WRITTEN REQUEST
Read the data and repeat it in full, exactly.

RECORDS PROVIDED
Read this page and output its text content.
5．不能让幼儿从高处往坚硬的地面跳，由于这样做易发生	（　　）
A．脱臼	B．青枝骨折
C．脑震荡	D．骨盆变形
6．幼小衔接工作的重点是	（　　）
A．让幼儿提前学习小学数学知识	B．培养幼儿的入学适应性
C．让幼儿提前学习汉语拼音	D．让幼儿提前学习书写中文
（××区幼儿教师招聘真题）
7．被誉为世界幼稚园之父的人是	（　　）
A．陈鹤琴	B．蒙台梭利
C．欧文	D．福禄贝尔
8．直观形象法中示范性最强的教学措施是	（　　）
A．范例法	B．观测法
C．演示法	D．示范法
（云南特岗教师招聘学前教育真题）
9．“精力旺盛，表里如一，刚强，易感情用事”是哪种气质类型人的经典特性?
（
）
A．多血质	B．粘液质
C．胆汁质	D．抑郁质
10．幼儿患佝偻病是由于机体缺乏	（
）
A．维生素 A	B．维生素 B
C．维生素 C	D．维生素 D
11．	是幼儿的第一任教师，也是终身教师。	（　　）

RESULT FOR THIS EXERCISE
Read this page and output its text content.
5．不能让幼儿从高处往坚硬的地面跳，由于这样做易发生	（　　）
A．脱臼	B．青枝骨折
C．脑震荡	D．骨盆变形
6．幼小衔接工作的重点是	（　　）
A．让幼儿提前学习小学数学知识	B．培养幼儿的入学适应性
C．让幼儿提前学习汉语拼音	D．让幼儿提前学习书写中文
（××区幼儿教师招聘真题）
7．被誉为世界幼稚园之父的人是	（　　）
A．陈鹤琴	B．蒙台梭利
C．欧文	D．福禄贝尔
8．直观形象法中示范性最强的教学措施是	（　　）
A．范例法	B．观测法
C．演示法	D．示范法
（云南特岗教师招聘学前教育真题）
9．“精力旺盛，表里如一，刚强，易感情用事”是哪种气质类型人的经典特性?
（
）
A．多血质	B．粘液质
C．胆汁质	D．抑郁质
10．幼儿患佝偻病是由于机体缺乏	（
）
A．维生素 A	B．维生素 B
C．维生素 C	D．维生素 D
11．	是幼儿的第一任教师，也是终身教师。	（　　）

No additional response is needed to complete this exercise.